WORK TO COMPLETE:
Gather all lines from the material that contain the word "mínimo".

DATASET CONTENT:
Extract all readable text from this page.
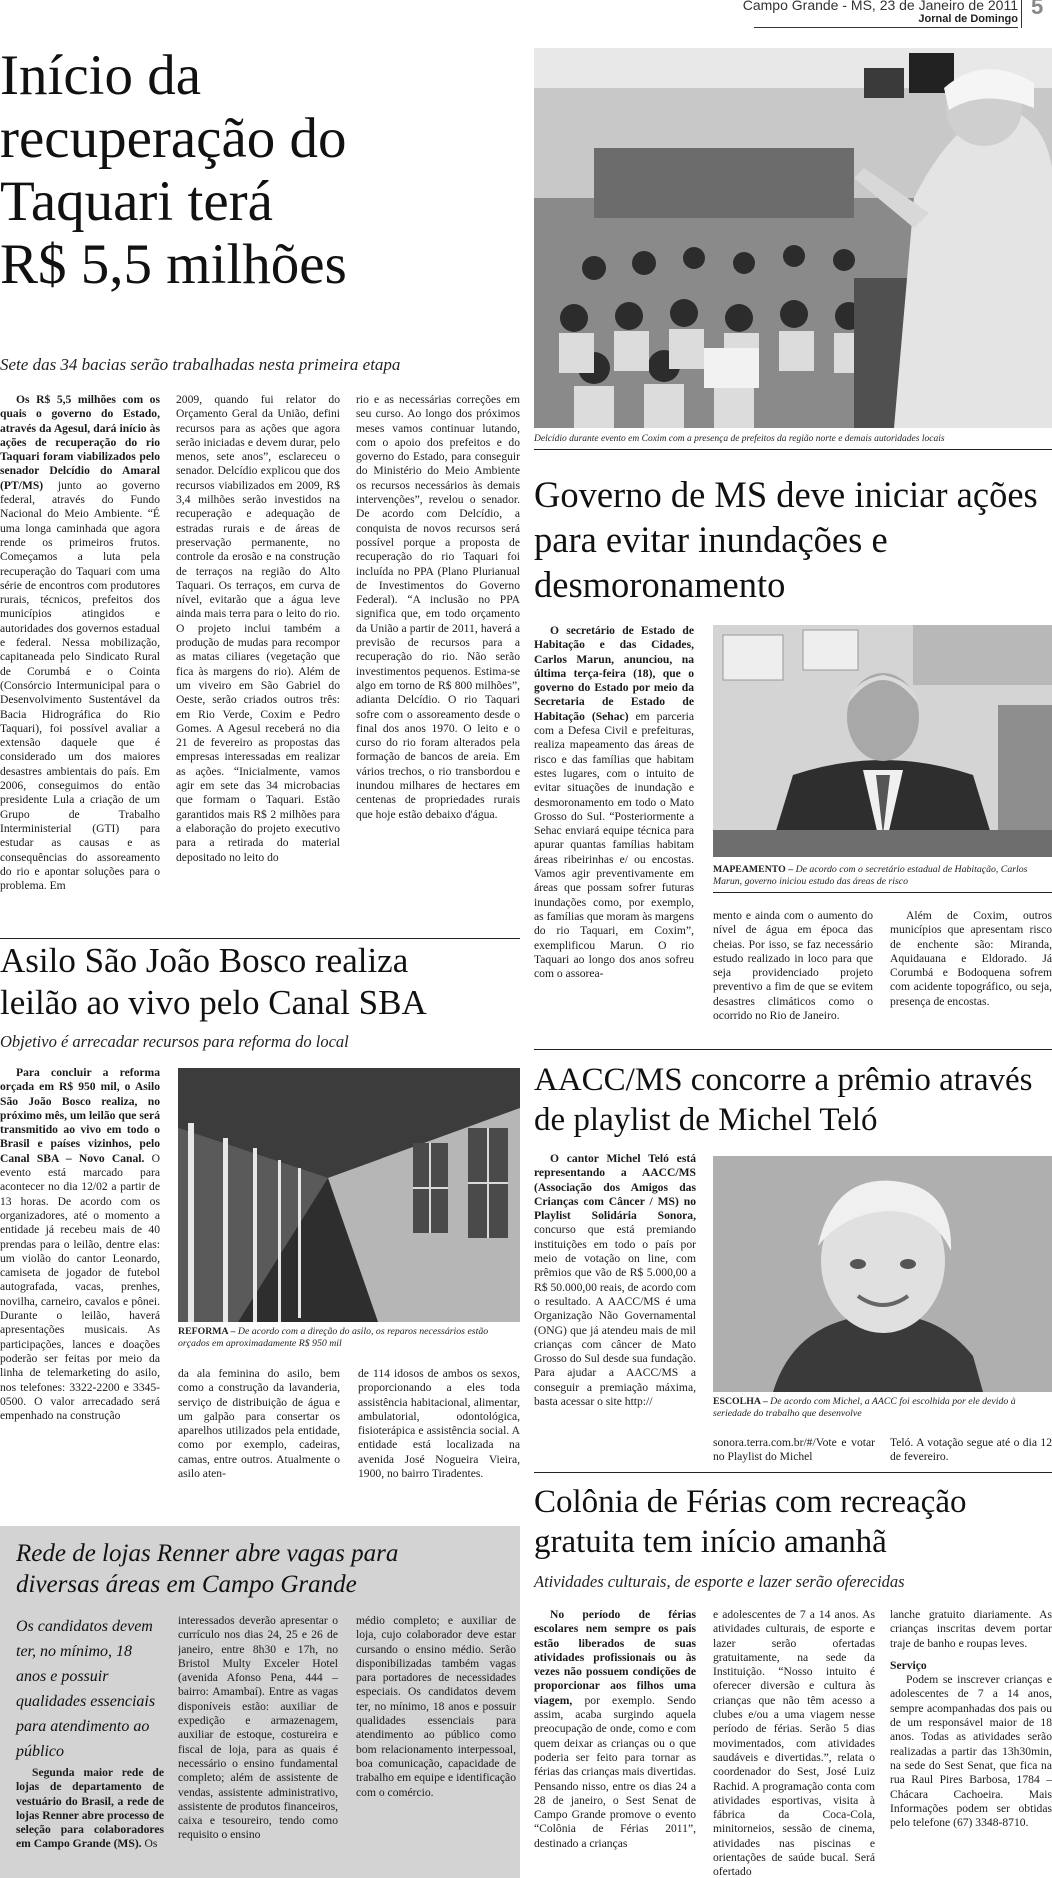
Campo Grande - MS, 23 de Janeiro de 2011
Jornal de Domingo 5
Início da
recuperação do
Taquari terá
R$ 5,5 milhões
Sete das 34 bacias serão trabalhadas nesta primeira etapa

Os R$ 5,5 milhões com os quais o governo do Estado, através da Agesul, dará início às ações de recuperação do rio Taquari foram viabilizados pelo senador Delcídio do Amaral (PT/MS) junto ao governo federal, através do Fundo Nacional do Meio Ambiente. “É uma longa caminhada que agora rende os primeiros frutos. Começamos a luta pela recuperação do Taquari com uma série de encontros com produtores rurais, técnicos, prefeitos dos municípios atingidos e autoridades dos governos estadual e federal. Nessa mobilização, capitaneada pelo Sindicato Rural de Corumbá e o Cointa (Consórcio Intermunicipal para o Desenvolvimento Sustentável da Bacia Hidrográfica do Rio Taquari), foi possível avaliar a extensão daquele que é considerado um dos maiores desastres ambientais do país. Em 2006, conseguimos do então presidente Lula a criação de um Grupo de Trabalho Interministerial (GTI) para estudar as causas e as consequências do assoreamento do rio e apontar soluções para o problema. Em

2009, quando fui relator do Orçamento Geral da União, defini recursos para as ações que agora serão iniciadas e devem durar, pelo menos, sete anos”, esclareceu o senador. Delcídio explicou que dos recursos viabilizados em 2009, R$ 3,4 milhões serão investidos na recuperação e adequação de estradas rurais e de áreas de preservação permanente, no controle da erosão e na construção de terraços na região do Alto Taquari. Os terraços, em curva de nível, evitarão que a água leve ainda mais terra para o leito do rio. O projeto inclui também a produção de mudas para recompor as matas ciliares (vegetação que fica às margens do rio). Além de um viveiro em São Gabriel do Oeste, serão criados outros três: em Rio Verde, Coxim e Pedro Gomes. A Agesul receberá no dia 21 de fevereiro as propostas das empresas interessadas em realizar as ações. “Inicialmente, vamos agir em sete das 34 microbacias que formam o Taquari. Estão garantidos mais R$ 2 milhões para a elaboração do projeto executivo para a retirada do material depositado no leito do

rio e as necessárias correções em seu curso. Ao longo dos próximos meses vamos continuar lutando, com o apoio dos prefeitos e do governo do Estado, para conseguir do Ministério do Meio Ambiente os recursos necessários às demais intervenções”, revelou o senador. De acordo com Delcídio, a conquista de novos recursos será possível porque a proposta de recuperação do rio Taquari foi incluída no PPA (Plano Plurianual de Investimentos do Governo Federal). “A inclusão no PPA significa que, em todo orçamento da União a partir de 2011, haverá a previsão de recursos para a recuperação do rio. Não serão investimentos pequenos. Estima-se algo em torno de R$ 800 milhões”, adianta Delcídio. O rio Taquari sofre com o assoreamento desde o final dos anos 1970. O leito e o curso do rio foram alterados pela formação de bancos de areia. Em vários trechos, o rio transbordou e inundou milhares de hectares em centenas de propriedades rurais que hoje estão debaixo d'água.

Delcídio durante evento em Coxim com a presença de prefeitos da região norte e demais autoridades locais
Governo de MS deve iniciar ações para evitar inundações e desmoronamento

O secretário de Estado de Habitação e das Cidades, Carlos Marun, anunciou, na última terça-feira (18), que o governo do Estado por meio da Secretaria de Estado de Habitação (Sehac) em parceria com a Defesa Civil e prefeituras, realiza mapeamento das áreas de risco e das famílias que habitam estes lugares, com o intuito de evitar situações de inundação e desmoronamento em todo o Mato Grosso do Sul. “Posteriormente a Sehac enviará equipe técnica para apurar quantas famílias habitam áreas ribeirinhas e/ ou encostas. Vamos agir preventivamente em áreas que possam sofrer futuras inundações como, por exemplo, as famílias que moram às margens do rio Taquari, em Coxim”, exemplificou Marun. O rio Taquari ao longo dos anos sofreu com o assorea-

MAPEAMENTO – De acordo com o secretário estadual de Habitação, Carlos Marun, governo iniciou estudo das áreas de risco

mento e ainda com o aumento do nível de água em época das cheias. Por isso, se faz necessário estudo realizado in loco para que seja providenciado projeto preventivo a fim de que se evitem desastres climáticos como o ocorrido no Rio de Janeiro.

Além de Coxim, outros municípios que apresentam risco de enchente são: Miranda, Aquidauana e Eldorado. Já Corumbá e Bodoquena sofrem com acidente topográfico, ou seja, presença de encostas.

Asilo São João Bosco realiza
leilão ao vivo pelo Canal SBA
Objetivo é arrecadar recursos para reforma do local

Para concluir a reforma orçada em R$ 950 mil, o Asilo São João Bosco realiza, no próximo mês, um leilão que será transmitido ao vivo em todo o Brasil e países vizinhos, pelo Canal SBA – Novo Canal. O evento está marcado para acontecer no dia 12/02 a partir de 13 horas. De acordo com os organizadores, até o momento a entidade já recebeu mais de 40 prendas para o leilão, dentre elas: um violão do cantor Leonardo, camiseta de jogador de futebol autografada, vacas, prenhes, novilha, carneiro, cavalos e pônei. Durante o leilão, haverá apresentações musicais. As participações, lances e doações poderão ser feitas por meio da linha de telemarketing do asilo, nos telefones: 3322-2200 e 3345-0500. O valor arrecadado será empenhado na construção

REFORMA – De acordo com a direção do asilo, os reparos necessários estão orçados em aproximadamente R$ 950 mil

da ala feminina do asilo, bem como a construção da lavanderia, serviço de distribuição de água e um galpão para consertar os aparelhos utilizados pela entidade, como por exemplo, cadeiras, camas, entre outros. Atualmente o asilo aten-

de 114 idosos de ambos os sexos, proporcionando a eles toda assistência habitacional, alimentar, ambulatorial, odontológica, fisioterápica e assistência social. A entidade está localizada na avenida José Nogueira Vieira, 1900, no bairro Tiradentes.

AACC/MS concorre a prêmio através de playlist de Michel Teló

O cantor Michel Teló está representando a AACC/MS (Associação dos Amigos das Crianças com Câncer / MS) no Playlist Solidária Sonora, concurso que está premiando instituições em todo o país por meio de votação on line, com prêmios que vão de R$ 5.000,00 a R$ 50.000,00 reais, de acordo com o resultado. A AACC/MS é uma Organização Não Governamental (ONG) que já atendeu mais de mil crianças com câncer de Mato Grosso do Sul desde sua fundação. Para ajudar a AACC/MS a conseguir a premiação máxima, basta acessar o site http://	ESCOLHA – De acordo com Michel, a AACC foi escolhida por ele devido à seriedade do trabalho que desenvolve

sonora.terra.com.br/#/Vote e votar no Playlist do Michel

Teló. A votação segue até o dia 12 de fevereiro.

Rede de lojas Renner abre vagas para diversas áreas em Campo Grande
Os candidatos devem ter, no mínimo, 18 anos e possuir qualidades essenciais para atendimento ao público

Segunda maior rede de lojas de departamento de vestuário do Brasil, a rede de lojas Renner abre processo de seleção para colaboradores em Campo Grande (MS). Os

interessados deverão apresentar o currículo nos dias 24, 25 e 26 de janeiro, entre 8h30 e 17h, no Bristol Multy Exceler Hotel (avenida Afonso Pena, 444 – bairro: Amambaí). Entre as vagas disponíveis estão: auxiliar de expedição e armazenagem, auxiliar de estoque, costureira e fiscal de loja, para as quais é necessário o ensino fundamental completo; além de assistente de vendas, assistente administrativo, assistente de produtos financeiros, caixa e tesoureiro, tendo como requisito o ensino

médio completo; e auxiliar de loja, cujo colaborador deve estar cursando o ensino médio. Serão disponibilizadas também vagas para portadores de necessidades especiais. Os candidatos devem ter, no mínimo, 18 anos e possuir qualidades essenciais para atendimento ao público como bom relacionamento interpessoal, boa comunicação, capacidade de trabalho em equipe e identificação com o comércio.

Colônia de Férias com recreação gratuita tem início amanhã
Atividades culturais, de esporte e lazer serão oferecidas

No período de férias escolares nem sempre os pais estão liberados de suas atividades profissionais ou às vezes não possuem condições de proporcionar aos filhos uma viagem, por exemplo. Sendo assim, acaba surgindo aquela preocupação de onde, como e com quem deixar as crianças ou o que poderia ser feito para tornar as férias das crianças mais divertidas. Pensando nisso, entre os dias 24 a 28 de janeiro, o Sest Senat de Campo Grande promove o evento “Colônia de Férias 2011”, destinado a crianças

e adolescentes de 7 a 14 anos. As atividades culturais, de esporte e lazer serão ofertadas gratuitamente, na sede da Instituição. “Nosso intuito é oferecer diversão e cultura às crianças que não têm acesso a clubes e/ou a uma viagem nesse período de férias. Serão 5 dias movimentados, com atividades saudáveis e divertidas.”, relata o coordenador do Sest, José Luiz Rachid. A programação conta com atividades esportivas, visita à fábrica da Coca-Cola, minitorneios, sessão de cinema, atividades nas piscinas e orientações de saúde bucal. Será ofertado

lanche gratuito diariamente. As crianças inscritas devem portar traje de banho e roupas leves.

Serviço

Podem se inscrever crianças e adolescentes de 7 a 14 anos, sempre acompanhadas dos pais ou de um responsável maior de 18 anos. Todas as atividades serão realizadas a partir das 13h30min, na sede do Sest Senat, que fica na rua Raul Pires Barbosa, 1784 – Chácara Cachoeira. Mais Informações podem ser obtidas pelo telefone (67) 3348-8710.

SOLUTION TO THE EXERCISE:
Os candidatos devem ter, no mínimo, 18 anos e possuir qualidades essenciais para atendimento ao público
médio completo; e auxiliar de loja, cujo colaborador deve estar cursando o ensino médio. Serão disponibilizadas também vagas para portadores de necessidades especiais. Os candidatos devem ter, no mínimo, 18 anos e possuir qualidades essenciais para atendimento ao público como bom relacionamento interpessoal, boa comunicação, capacidade de trabalho em equipe e identificação com o comércio.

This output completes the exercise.